# start of Data to process

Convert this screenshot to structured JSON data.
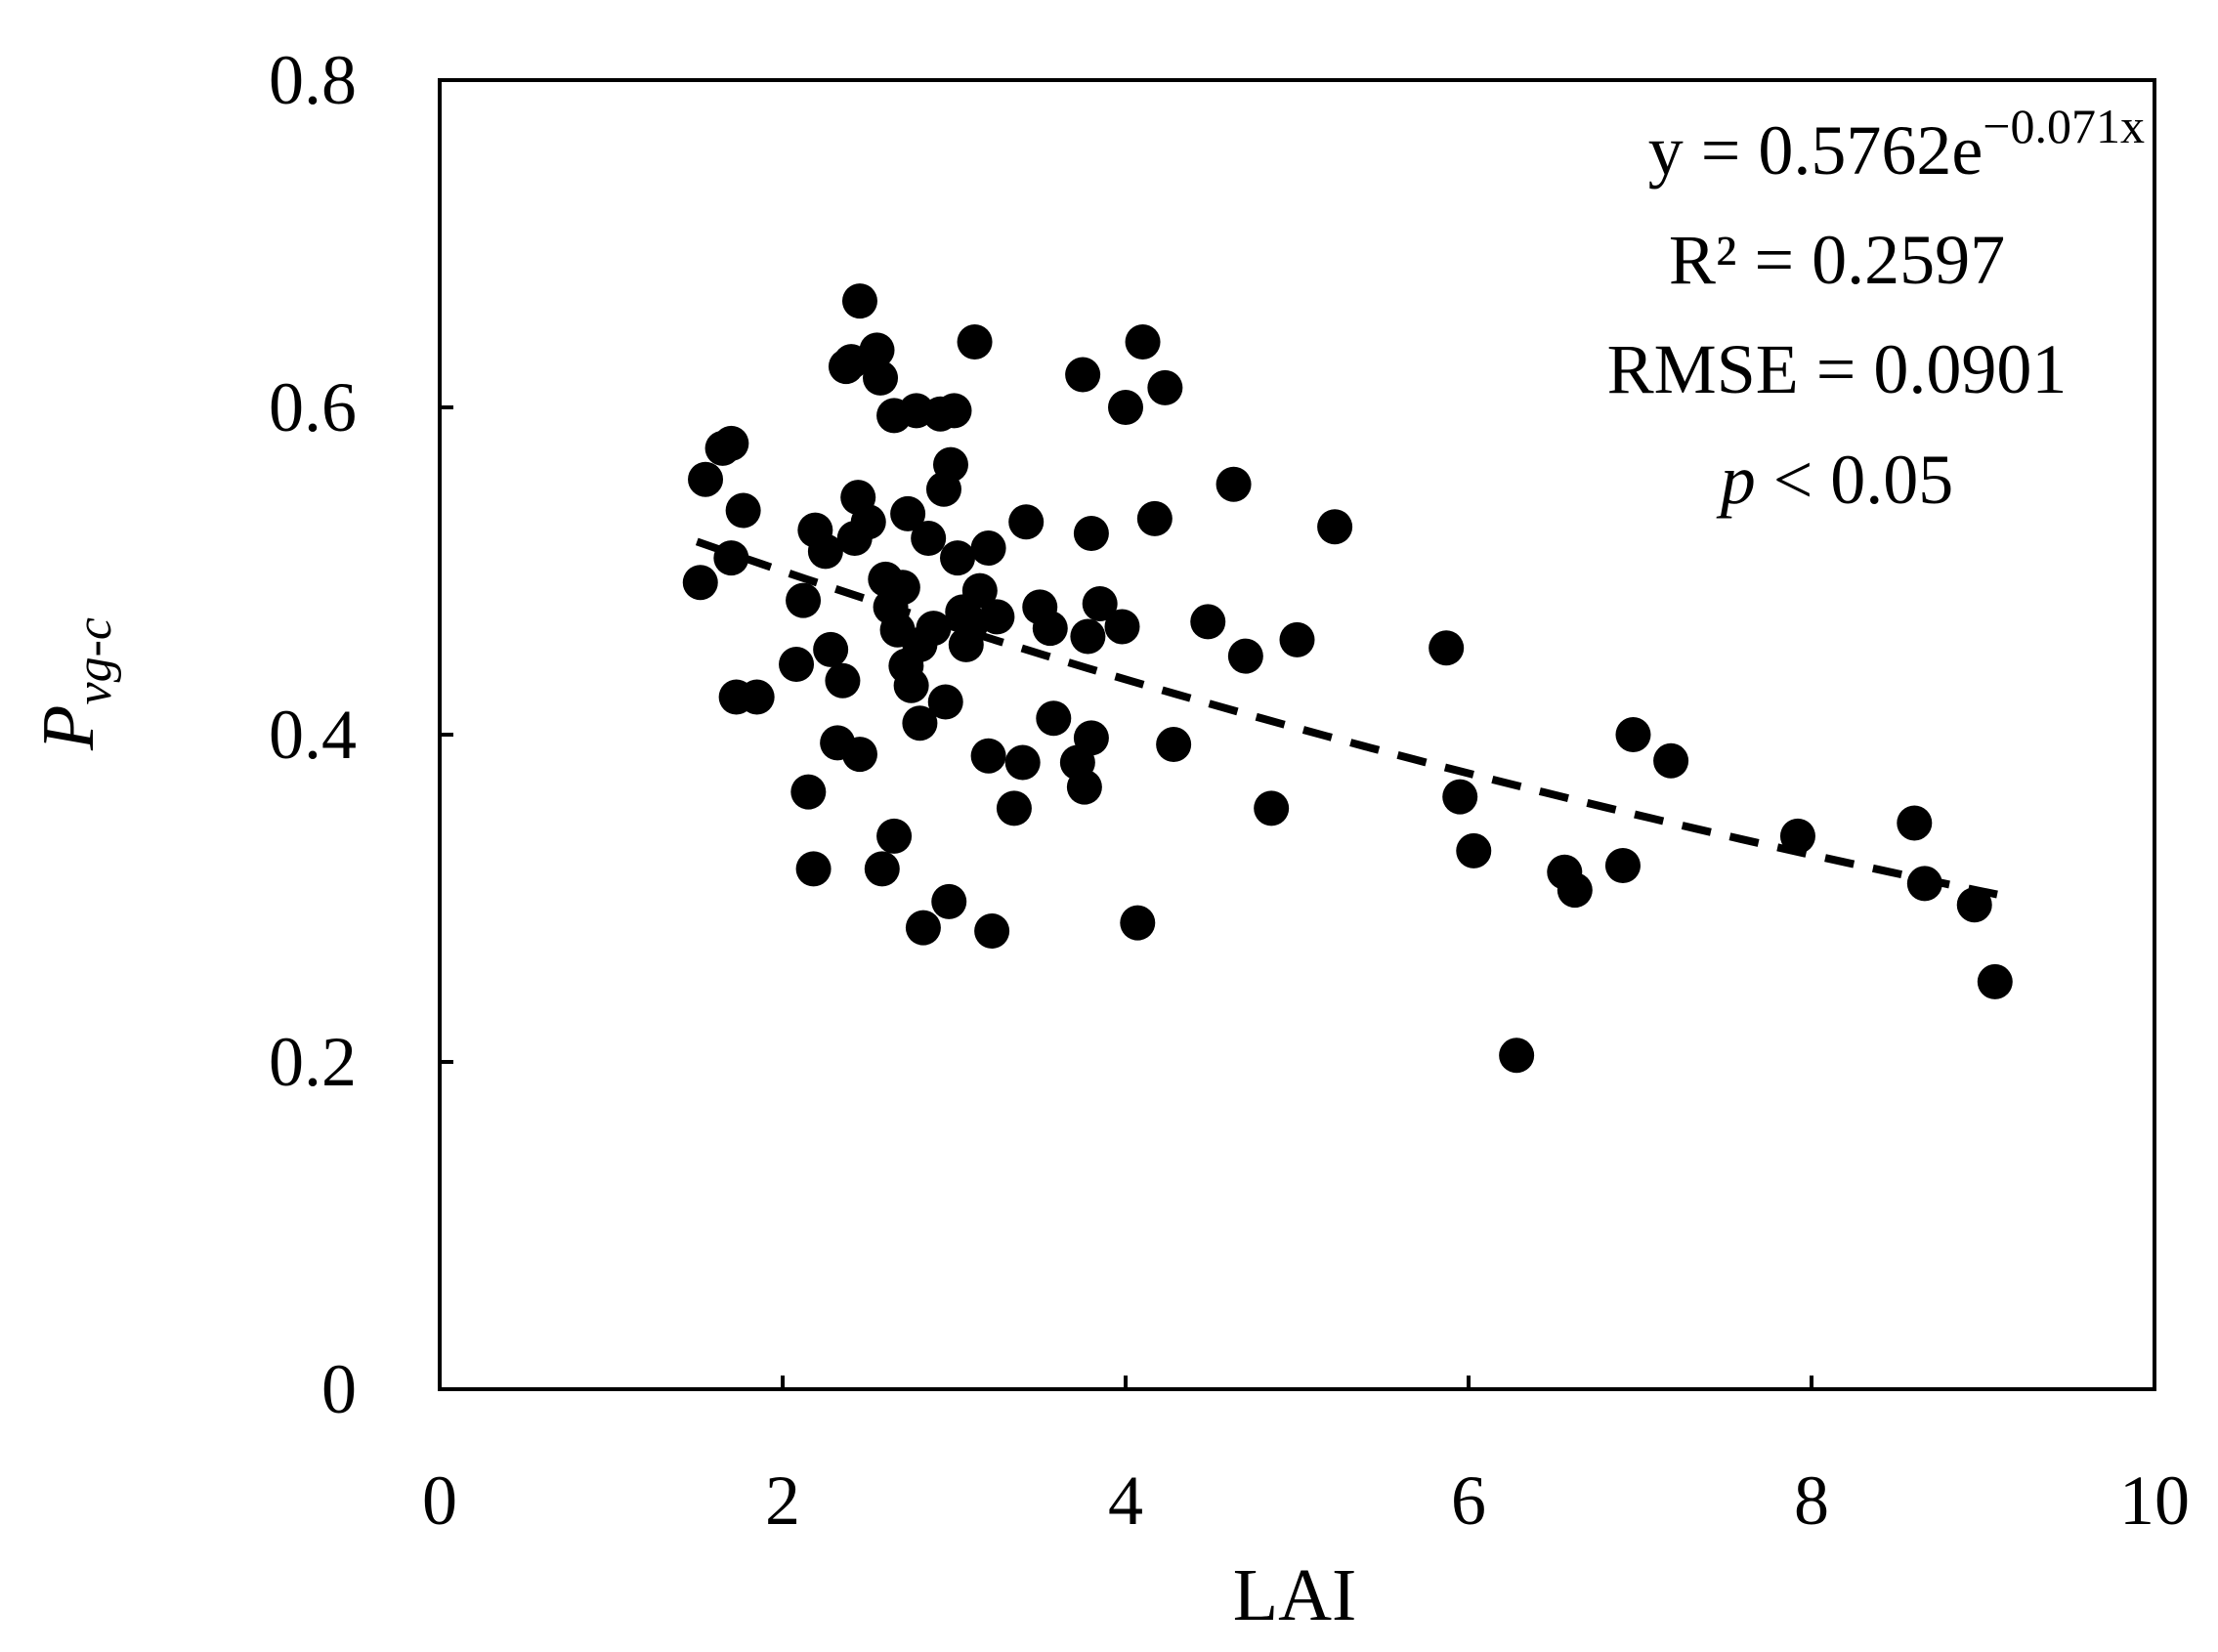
{
  "chart_data": {
    "type": "scatter",
    "title": "",
    "xlabel": "LAI",
    "ylabel": {
      "main": "P",
      "subscript": "vg-c"
    },
    "xlim": [
      0,
      10
    ],
    "ylim": [
      0,
      0.8
    ],
    "x_ticks": [
      0,
      2,
      4,
      6,
      8,
      10
    ],
    "y_ticks": [
      0,
      0.2,
      0.4,
      0.6,
      0.8
    ],
    "x_tick_labels": [
      "0",
      "2",
      "4",
      "6",
      "8",
      "10"
    ],
    "y_tick_labels": [
      "0",
      "0.2",
      "0.4",
      "0.6",
      "0.8"
    ],
    "grid": false,
    "legend": "none",
    "marker_color": "#000000",
    "trendline": {
      "type": "exponential",
      "a": 0.5762,
      "b": -0.071,
      "x_range": [
        1.5,
        9.1
      ],
      "style": "dashed",
      "color": "#000000"
    },
    "annotations": {
      "equation_prefix": "y = 0.5762e",
      "equation_exponent": "−0.071x",
      "r2": "R² = 0.2597",
      "rmse": "RMSE = 0.0901",
      "p_symbol": "p",
      "p_value": " < 0.05"
    },
    "points": [
      [
        1.52,
        0.493
      ],
      [
        1.55,
        0.556
      ],
      [
        1.65,
        0.575
      ],
      [
        1.7,
        0.578
      ],
      [
        1.7,
        0.508
      ],
      [
        1.73,
        0.423
      ],
      [
        1.77,
        0.537
      ],
      [
        1.85,
        0.423
      ],
      [
        2.08,
        0.443
      ],
      [
        2.12,
        0.482
      ],
      [
        2.15,
        0.365
      ],
      [
        2.18,
        0.318
      ],
      [
        2.19,
        0.525
      ],
      [
        2.25,
        0.512
      ],
      [
        2.28,
        0.452
      ],
      [
        2.32,
        0.395
      ],
      [
        2.35,
        0.433
      ],
      [
        2.37,
        0.625
      ],
      [
        2.4,
        0.628
      ],
      [
        2.42,
        0.52
      ],
      [
        2.44,
        0.545
      ],
      [
        2.45,
        0.665
      ],
      [
        2.45,
        0.388
      ],
      [
        2.5,
        0.53
      ],
      [
        2.55,
        0.635
      ],
      [
        2.57,
        0.618
      ],
      [
        2.58,
        0.318
      ],
      [
        2.6,
        0.495
      ],
      [
        2.63,
        0.478
      ],
      [
        2.65,
        0.595
      ],
      [
        2.65,
        0.338
      ],
      [
        2.67,
        0.464
      ],
      [
        2.7,
        0.49
      ],
      [
        2.72,
        0.442
      ],
      [
        2.73,
        0.535
      ],
      [
        2.75,
        0.43
      ],
      [
        2.78,
        0.598
      ],
      [
        2.8,
        0.455
      ],
      [
        2.8,
        0.407
      ],
      [
        2.82,
        0.282
      ],
      [
        2.85,
        0.52
      ],
      [
        2.88,
        0.465
      ],
      [
        2.92,
        0.596
      ],
      [
        2.94,
        0.55
      ],
      [
        2.95,
        0.42
      ],
      [
        2.97,
        0.298
      ],
      [
        2.98,
        0.565
      ],
      [
        3.0,
        0.598
      ],
      [
        3.02,
        0.508
      ],
      [
        3.05,
        0.475
      ],
      [
        3.07,
        0.455
      ],
      [
        3.1,
        0.468
      ],
      [
        3.12,
        0.64
      ],
      [
        3.15,
        0.488
      ],
      [
        3.2,
        0.387
      ],
      [
        3.2,
        0.514
      ],
      [
        3.22,
        0.28
      ],
      [
        3.25,
        0.472
      ],
      [
        3.35,
        0.355
      ],
      [
        3.4,
        0.383
      ],
      [
        3.42,
        0.53
      ],
      [
        3.5,
        0.478
      ],
      [
        3.56,
        0.465
      ],
      [
        3.58,
        0.41
      ],
      [
        3.72,
        0.383
      ],
      [
        3.75,
        0.62
      ],
      [
        3.76,
        0.368
      ],
      [
        3.78,
        0.46
      ],
      [
        3.8,
        0.398
      ],
      [
        3.8,
        0.523
      ],
      [
        3.85,
        0.48
      ],
      [
        3.98,
        0.466
      ],
      [
        4.0,
        0.6
      ],
      [
        4.07,
        0.285
      ],
      [
        4.1,
        0.64
      ],
      [
        4.17,
        0.532
      ],
      [
        4.23,
        0.612
      ],
      [
        4.28,
        0.394
      ],
      [
        4.48,
        0.469
      ],
      [
        4.63,
        0.553
      ],
      [
        4.7,
        0.448
      ],
      [
        4.85,
        0.355
      ],
      [
        5.0,
        0.458
      ],
      [
        5.22,
        0.527
      ],
      [
        5.87,
        0.453
      ],
      [
        5.95,
        0.362
      ],
      [
        6.03,
        0.329
      ],
      [
        6.28,
        0.204
      ],
      [
        6.56,
        0.316
      ],
      [
        6.62,
        0.305
      ],
      [
        6.9,
        0.32
      ],
      [
        6.96,
        0.4
      ],
      [
        7.18,
        0.384
      ],
      [
        7.92,
        0.338
      ],
      [
        8.6,
        0.346
      ],
      [
        8.66,
        0.309
      ],
      [
        8.95,
        0.296
      ],
      [
        9.07,
        0.249
      ]
    ]
  }
}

# end of Data to process

Required work: Set down all the data again exactly as above, pictures excluded.

Correct response:
Convert this screenshot to structured JSON data.
{
  "chart_data": {
    "type": "scatter",
    "title": "",
    "xlabel": "LAI",
    "ylabel": {
      "main": "P",
      "subscript": "vg-c"
    },
    "xlim": [
      0,
      10
    ],
    "ylim": [
      0,
      0.8
    ],
    "x_ticks": [
      0,
      2,
      4,
      6,
      8,
      10
    ],
    "y_ticks": [
      0,
      0.2,
      0.4,
      0.6,
      0.8
    ],
    "x_tick_labels": [
      "0",
      "2",
      "4",
      "6",
      "8",
      "10"
    ],
    "y_tick_labels": [
      "0",
      "0.2",
      "0.4",
      "0.6",
      "0.8"
    ],
    "grid": false,
    "legend": "none",
    "marker_color": "#000000",
    "trendline": {
      "type": "exponential",
      "a": 0.5762,
      "b": -0.071,
      "x_range": [
        1.5,
        9.1
      ],
      "style": "dashed",
      "color": "#000000"
    },
    "annotations": {
      "equation_prefix": "y = 0.5762e",
      "equation_exponent": "−0.071x",
      "r2": "R² = 0.2597",
      "rmse": "RMSE = 0.0901",
      "p_symbol": "p",
      "p_value": " < 0.05"
    },
    "points": [
      [
        1.52,
        0.493
      ],
      [
        1.55,
        0.556
      ],
      [
        1.65,
        0.575
      ],
      [
        1.7,
        0.578
      ],
      [
        1.7,
        0.508
      ],
      [
        1.73,
        0.423
      ],
      [
        1.77,
        0.537
      ],
      [
        1.85,
        0.423
      ],
      [
        2.08,
        0.443
      ],
      [
        2.12,
        0.482
      ],
      [
        2.15,
        0.365
      ],
      [
        2.18,
        0.318
      ],
      [
        2.19,
        0.525
      ],
      [
        2.25,
        0.512
      ],
      [
        2.28,
        0.452
      ],
      [
        2.32,
        0.395
      ],
      [
        2.35,
        0.433
      ],
      [
        2.37,
        0.625
      ],
      [
        2.4,
        0.628
      ],
      [
        2.42,
        0.52
      ],
      [
        2.44,
        0.545
      ],
      [
        2.45,
        0.665
      ],
      [
        2.45,
        0.388
      ],
      [
        2.5,
        0.53
      ],
      [
        2.55,
        0.635
      ],
      [
        2.57,
        0.618
      ],
      [
        2.58,
        0.318
      ],
      [
        2.6,
        0.495
      ],
      [
        2.63,
        0.478
      ],
      [
        2.65,
        0.595
      ],
      [
        2.65,
        0.338
      ],
      [
        2.67,
        0.464
      ],
      [
        2.7,
        0.49
      ],
      [
        2.72,
        0.442
      ],
      [
        2.73,
        0.535
      ],
      [
        2.75,
        0.43
      ],
      [
        2.78,
        0.598
      ],
      [
        2.8,
        0.455
      ],
      [
        2.8,
        0.407
      ],
      [
        2.82,
        0.282
      ],
      [
        2.85,
        0.52
      ],
      [
        2.88,
        0.465
      ],
      [
        2.92,
        0.596
      ],
      [
        2.94,
        0.55
      ],
      [
        2.95,
        0.42
      ],
      [
        2.97,
        0.298
      ],
      [
        2.98,
        0.565
      ],
      [
        3.0,
        0.598
      ],
      [
        3.02,
        0.508
      ],
      [
        3.05,
        0.475
      ],
      [
        3.07,
        0.455
      ],
      [
        3.1,
        0.468
      ],
      [
        3.12,
        0.64
      ],
      [
        3.15,
        0.488
      ],
      [
        3.2,
        0.387
      ],
      [
        3.2,
        0.514
      ],
      [
        3.22,
        0.28
      ],
      [
        3.25,
        0.472
      ],
      [
        3.35,
        0.355
      ],
      [
        3.4,
        0.383
      ],
      [
        3.42,
        0.53
      ],
      [
        3.5,
        0.478
      ],
      [
        3.56,
        0.465
      ],
      [
        3.58,
        0.41
      ],
      [
        3.72,
        0.383
      ],
      [
        3.75,
        0.62
      ],
      [
        3.76,
        0.368
      ],
      [
        3.78,
        0.46
      ],
      [
        3.8,
        0.398
      ],
      [
        3.8,
        0.523
      ],
      [
        3.85,
        0.48
      ],
      [
        3.98,
        0.466
      ],
      [
        4.0,
        0.6
      ],
      [
        4.07,
        0.285
      ],
      [
        4.1,
        0.64
      ],
      [
        4.17,
        0.532
      ],
      [
        4.23,
        0.612
      ],
      [
        4.28,
        0.394
      ],
      [
        4.48,
        0.469
      ],
      [
        4.63,
        0.553
      ],
      [
        4.7,
        0.448
      ],
      [
        4.85,
        0.355
      ],
      [
        5.0,
        0.458
      ],
      [
        5.22,
        0.527
      ],
      [
        5.87,
        0.453
      ],
      [
        5.95,
        0.362
      ],
      [
        6.03,
        0.329
      ],
      [
        6.28,
        0.204
      ],
      [
        6.56,
        0.316
      ],
      [
        6.62,
        0.305
      ],
      [
        6.9,
        0.32
      ],
      [
        6.96,
        0.4
      ],
      [
        7.18,
        0.384
      ],
      [
        7.92,
        0.338
      ],
      [
        8.6,
        0.346
      ],
      [
        8.66,
        0.309
      ],
      [
        8.95,
        0.296
      ],
      [
        9.07,
        0.249
      ]
    ]
  }
}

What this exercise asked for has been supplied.